> **Extracted information**
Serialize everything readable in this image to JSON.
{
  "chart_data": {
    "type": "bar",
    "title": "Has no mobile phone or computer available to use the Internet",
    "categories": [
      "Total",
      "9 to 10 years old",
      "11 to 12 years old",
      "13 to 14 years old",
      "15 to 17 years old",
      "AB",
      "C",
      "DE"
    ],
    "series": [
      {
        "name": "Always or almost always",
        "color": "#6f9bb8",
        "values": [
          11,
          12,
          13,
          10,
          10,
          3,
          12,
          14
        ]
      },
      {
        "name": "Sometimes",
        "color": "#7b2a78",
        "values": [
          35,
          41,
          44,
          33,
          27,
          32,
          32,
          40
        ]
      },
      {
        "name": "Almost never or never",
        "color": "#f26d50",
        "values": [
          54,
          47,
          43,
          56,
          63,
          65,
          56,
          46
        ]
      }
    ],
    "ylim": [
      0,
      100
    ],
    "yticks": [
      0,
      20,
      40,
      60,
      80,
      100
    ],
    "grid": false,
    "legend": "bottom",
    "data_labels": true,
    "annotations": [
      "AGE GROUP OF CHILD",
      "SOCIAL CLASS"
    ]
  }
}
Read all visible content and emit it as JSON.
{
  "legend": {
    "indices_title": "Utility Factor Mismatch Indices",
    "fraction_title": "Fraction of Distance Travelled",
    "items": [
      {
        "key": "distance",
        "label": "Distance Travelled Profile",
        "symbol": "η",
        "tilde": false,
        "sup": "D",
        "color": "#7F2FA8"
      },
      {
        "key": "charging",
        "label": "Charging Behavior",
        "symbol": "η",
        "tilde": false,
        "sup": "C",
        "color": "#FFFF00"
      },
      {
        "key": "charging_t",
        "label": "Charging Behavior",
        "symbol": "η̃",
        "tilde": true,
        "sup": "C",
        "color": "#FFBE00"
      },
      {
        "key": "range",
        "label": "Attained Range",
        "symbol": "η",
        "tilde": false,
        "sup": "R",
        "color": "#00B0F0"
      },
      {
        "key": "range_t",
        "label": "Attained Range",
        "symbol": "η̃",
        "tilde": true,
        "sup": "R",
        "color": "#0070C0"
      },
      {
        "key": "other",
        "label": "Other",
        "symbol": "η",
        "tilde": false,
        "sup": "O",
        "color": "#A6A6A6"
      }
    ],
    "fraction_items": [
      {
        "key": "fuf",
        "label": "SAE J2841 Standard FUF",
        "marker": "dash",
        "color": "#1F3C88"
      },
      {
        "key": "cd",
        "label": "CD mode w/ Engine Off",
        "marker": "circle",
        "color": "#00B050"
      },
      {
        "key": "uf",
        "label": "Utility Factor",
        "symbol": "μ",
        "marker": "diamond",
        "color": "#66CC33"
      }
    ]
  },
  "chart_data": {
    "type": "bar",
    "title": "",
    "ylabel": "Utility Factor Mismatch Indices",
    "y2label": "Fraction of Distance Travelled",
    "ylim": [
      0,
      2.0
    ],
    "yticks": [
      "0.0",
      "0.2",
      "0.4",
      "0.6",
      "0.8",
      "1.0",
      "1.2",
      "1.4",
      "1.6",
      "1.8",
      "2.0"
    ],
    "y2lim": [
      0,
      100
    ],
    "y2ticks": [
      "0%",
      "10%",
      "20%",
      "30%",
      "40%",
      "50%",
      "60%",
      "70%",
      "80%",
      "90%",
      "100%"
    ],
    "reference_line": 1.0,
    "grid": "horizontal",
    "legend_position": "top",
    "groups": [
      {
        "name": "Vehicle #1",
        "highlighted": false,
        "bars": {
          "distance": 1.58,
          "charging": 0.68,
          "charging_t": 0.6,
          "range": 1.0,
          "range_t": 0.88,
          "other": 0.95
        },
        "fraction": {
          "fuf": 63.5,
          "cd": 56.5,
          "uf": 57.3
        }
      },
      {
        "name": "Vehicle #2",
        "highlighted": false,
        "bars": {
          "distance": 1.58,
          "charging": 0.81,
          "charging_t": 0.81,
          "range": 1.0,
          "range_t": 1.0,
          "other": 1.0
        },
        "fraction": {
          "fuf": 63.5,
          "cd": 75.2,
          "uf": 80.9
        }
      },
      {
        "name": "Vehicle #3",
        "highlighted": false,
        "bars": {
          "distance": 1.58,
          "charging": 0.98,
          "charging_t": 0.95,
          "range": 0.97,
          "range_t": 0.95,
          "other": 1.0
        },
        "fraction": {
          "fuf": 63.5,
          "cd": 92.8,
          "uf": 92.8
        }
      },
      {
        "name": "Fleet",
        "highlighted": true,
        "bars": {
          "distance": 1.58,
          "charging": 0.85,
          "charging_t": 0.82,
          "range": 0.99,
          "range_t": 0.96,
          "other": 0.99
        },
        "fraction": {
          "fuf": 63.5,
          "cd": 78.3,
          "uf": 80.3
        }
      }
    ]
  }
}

> **What you have to do**
Transcribe all of the entries without altering anything.

> **Problem solution**
Serialize everything readable in this image to JSON.
{
  "chart_data": {
    "type": "bar",
    "title": "Has no mobile phone or computer available to use the Internet",
    "categories": [
      "Total",
      "9 to 10 years old",
      "11 to 12 years old",
      "13 to 14 years old",
      "15 to 17 years old",
      "AB",
      "C",
      "DE"
    ],
    "series": [
      {
        "name": "Always or almost always",
        "color": "#6f9bb8",
        "values": [
          11,
          12,
          13,
          10,
          10,
          3,
          12,
          14
        ]
      },
      {
        "name": "Sometimes",
        "color": "#7b2a78",
        "values": [
          35,
          41,
          44,
          33,
          27,
          32,
          32,
          40
        ]
      },
      {
        "name": "Almost never or never",
        "color": "#f26d50",
        "values": [
          54,
          47,
          43,
          56,
          63,
          65,
          56,
          46
        ]
      }
    ],
    "ylim": [
      0,
      100
    ],
    "yticks": [
      0,
      20,
      40,
      60,
      80,
      100
    ],
    "grid": false,
    "legend": "bottom",
    "data_labels": true,
    "annotations": [
      "AGE GROUP OF CHILD",
      "SOCIAL CLASS"
    ]
  }
}
Read all visible content and emit it as JSON.
{
  "legend": {
    "indices_title": "Utility Factor Mismatch Indices",
    "fraction_title": "Fraction of Distance Travelled",
    "items": [
      {
        "key": "distance",
        "label": "Distance Travelled Profile",
        "symbol": "η",
        "tilde": false,
        "sup": "D",
        "color": "#7F2FA8"
      },
      {
        "key": "charging",
        "label": "Charging Behavior",
        "symbol": "η",
        "tilde": false,
        "sup": "C",
        "color": "#FFFF00"
      },
      {
        "key": "charging_t",
        "label": "Charging Behavior",
        "symbol": "η̃",
        "tilde": true,
        "sup": "C",
        "color": "#FFBE00"
      },
      {
        "key": "range",
        "label": "Attained Range",
        "symbol": "η",
        "tilde": false,
        "sup": "R",
        "color": "#00B0F0"
      },
      {
        "key": "range_t",
        "label": "Attained Range",
        "symbol": "η̃",
        "tilde": true,
        "sup": "R",
        "color": "#0070C0"
      },
      {
        "key": "other",
        "label": "Other",
        "symbol": "η",
        "tilde": false,
        "sup": "O",
        "color": "#A6A6A6"
      }
    ],
    "fraction_items": [
      {
        "key": "fuf",
        "label": "SAE J2841 Standard FUF",
        "marker": "dash",
        "color": "#1F3C88"
      },
      {
        "key": "cd",
        "label": "CD mode w/ Engine Off",
        "marker": "circle",
        "color": "#00B050"
      },
      {
        "key": "uf",
        "label": "Utility Factor",
        "symbol": "μ",
        "marker": "diamond",
        "color": "#66CC33"
      }
    ]
  },
  "chart_data": {
    "type": "bar",
    "title": "",
    "ylabel": "Utility Factor Mismatch Indices",
    "y2label": "Fraction of Distance Travelled",
    "ylim": [
      0,
      2.0
    ],
    "yticks": [
      "0.0",
      "0.2",
      "0.4",
      "0.6",
      "0.8",
      "1.0",
      "1.2",
      "1.4",
      "1.6",
      "1.8",
      "2.0"
    ],
    "y2lim": [
      0,
      100
    ],
    "y2ticks": [
      "0%",
      "10%",
      "20%",
      "30%",
      "40%",
      "50%",
      "60%",
      "70%",
      "80%",
      "90%",
      "100%"
    ],
    "reference_line": 1.0,
    "grid": "horizontal",
    "legend_position": "top",
    "groups": [
      {
        "name": "Vehicle #1",
        "highlighted": false,
        "bars": {
          "distance": 1.58,
          "charging": 0.68,
          "charging_t": 0.6,
          "range": 1.0,
          "range_t": 0.88,
          "other": 0.95
        },
        "fraction": {
          "fuf": 63.5,
          "cd": 56.5,
          "uf": 57.3
        }
      },
      {
        "name": "Vehicle #2",
        "highlighted": false,
        "bars": {
          "distance": 1.58,
          "charging": 0.81,
          "charging_t": 0.81,
          "range": 1.0,
          "range_t": 1.0,
          "other": 1.0
        },
        "fraction": {
          "fuf": 63.5,
          "cd": 75.2,
          "uf": 80.9
        }
      },
      {
        "name": "Vehicle #3",
        "highlighted": false,
        "bars": {
          "distance": 1.58,
          "charging": 0.98,
          "charging_t": 0.95,
          "range": 0.97,
          "range_t": 0.95,
          "other": 1.0
        },
        "fraction": {
          "fuf": 63.5,
          "cd": 92.8,
          "uf": 92.8
        }
      },
      {
        "name": "Fleet",
        "highlighted": true,
        "bars": {
          "distance": 1.58,
          "charging": 0.85,
          "charging_t": 0.82,
          "range": 0.99,
          "range_t": 0.96,
          "other": 0.99
        },
        "fraction": {
          "fuf": 63.5,
          "cd": 78.3,
          "uf": 80.3
        }
      }
    ]
  }
}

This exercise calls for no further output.